(AIM OF THE TASK) Go through the records below line by line. Count the lines with "consider" and give the count alone.

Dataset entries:
⟨

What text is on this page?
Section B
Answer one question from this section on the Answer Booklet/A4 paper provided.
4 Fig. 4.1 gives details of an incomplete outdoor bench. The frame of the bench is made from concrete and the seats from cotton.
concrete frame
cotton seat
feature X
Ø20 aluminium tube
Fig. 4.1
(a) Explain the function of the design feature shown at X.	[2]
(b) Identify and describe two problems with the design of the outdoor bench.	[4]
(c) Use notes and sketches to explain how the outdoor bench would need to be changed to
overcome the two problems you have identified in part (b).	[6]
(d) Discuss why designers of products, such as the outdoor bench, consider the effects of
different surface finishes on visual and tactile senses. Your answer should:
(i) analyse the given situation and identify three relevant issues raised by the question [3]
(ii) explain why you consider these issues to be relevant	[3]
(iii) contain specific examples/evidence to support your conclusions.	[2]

⟩
⟨

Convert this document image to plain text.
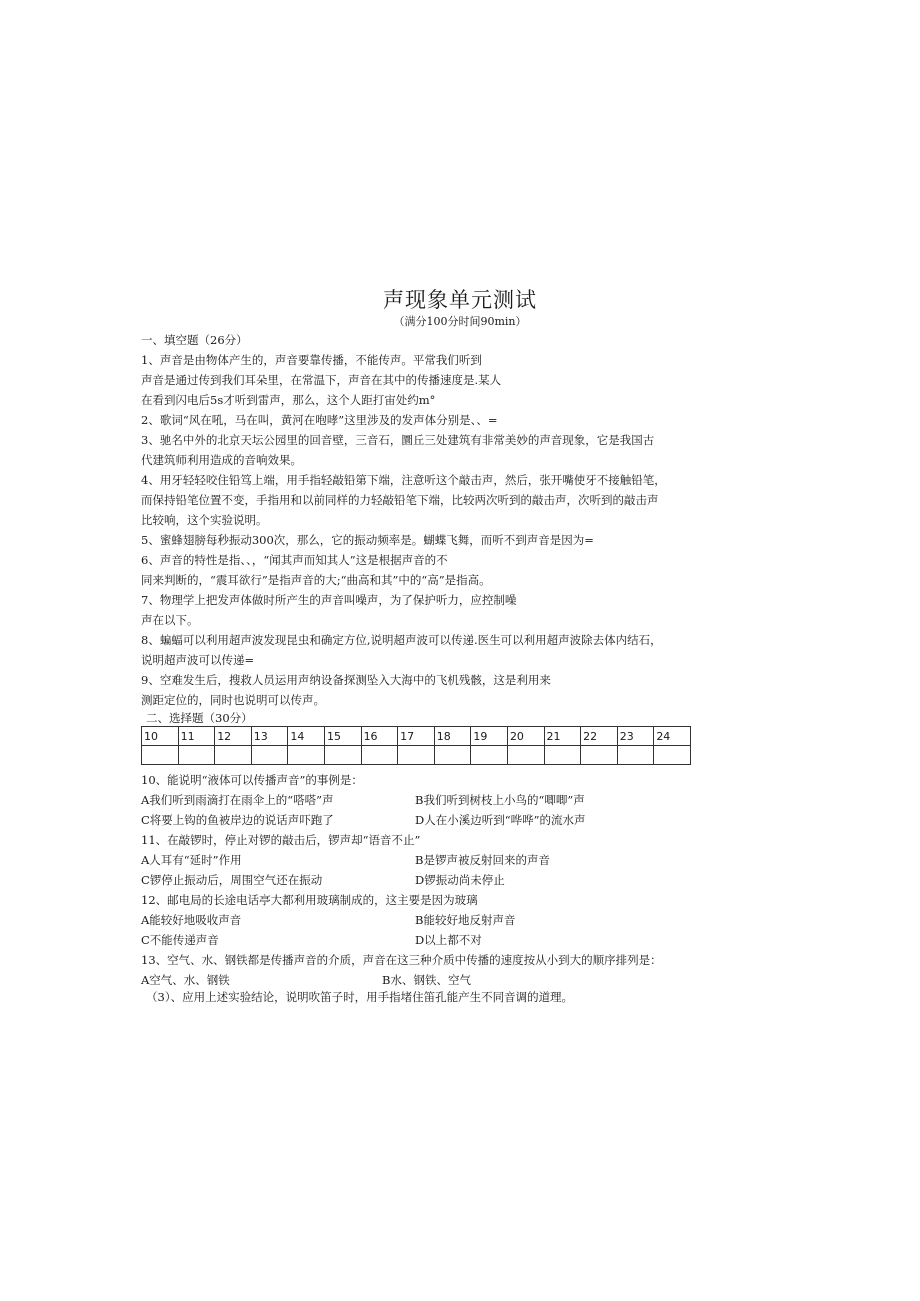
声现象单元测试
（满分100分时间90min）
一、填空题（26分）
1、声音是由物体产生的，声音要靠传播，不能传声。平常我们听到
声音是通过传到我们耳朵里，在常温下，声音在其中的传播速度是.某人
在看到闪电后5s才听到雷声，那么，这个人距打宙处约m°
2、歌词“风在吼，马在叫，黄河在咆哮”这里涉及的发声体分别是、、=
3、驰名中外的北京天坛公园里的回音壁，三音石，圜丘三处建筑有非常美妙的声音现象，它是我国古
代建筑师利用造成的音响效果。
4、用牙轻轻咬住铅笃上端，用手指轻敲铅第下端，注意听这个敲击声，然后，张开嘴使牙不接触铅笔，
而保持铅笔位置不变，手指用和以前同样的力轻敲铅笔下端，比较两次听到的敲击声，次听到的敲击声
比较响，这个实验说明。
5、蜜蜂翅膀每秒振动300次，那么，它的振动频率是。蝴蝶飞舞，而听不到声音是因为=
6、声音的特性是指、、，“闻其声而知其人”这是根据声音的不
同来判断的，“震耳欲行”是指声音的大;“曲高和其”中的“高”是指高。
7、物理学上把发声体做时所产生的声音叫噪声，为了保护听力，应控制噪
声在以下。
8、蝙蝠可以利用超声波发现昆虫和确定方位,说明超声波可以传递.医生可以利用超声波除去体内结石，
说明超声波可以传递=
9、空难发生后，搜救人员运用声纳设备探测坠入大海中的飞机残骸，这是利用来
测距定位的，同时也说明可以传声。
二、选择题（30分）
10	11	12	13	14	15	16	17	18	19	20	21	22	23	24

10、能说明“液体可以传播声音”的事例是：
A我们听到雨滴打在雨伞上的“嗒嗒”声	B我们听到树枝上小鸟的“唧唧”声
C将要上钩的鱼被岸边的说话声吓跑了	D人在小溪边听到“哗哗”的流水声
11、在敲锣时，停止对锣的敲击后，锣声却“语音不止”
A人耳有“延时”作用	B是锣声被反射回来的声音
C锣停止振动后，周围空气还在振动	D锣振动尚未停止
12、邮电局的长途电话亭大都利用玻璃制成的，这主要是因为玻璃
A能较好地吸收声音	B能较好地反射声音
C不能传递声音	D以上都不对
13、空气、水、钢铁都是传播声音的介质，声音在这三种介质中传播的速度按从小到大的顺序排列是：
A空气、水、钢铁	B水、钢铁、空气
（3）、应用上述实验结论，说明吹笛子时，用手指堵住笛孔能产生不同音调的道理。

⟩

(TASK RESULT) 2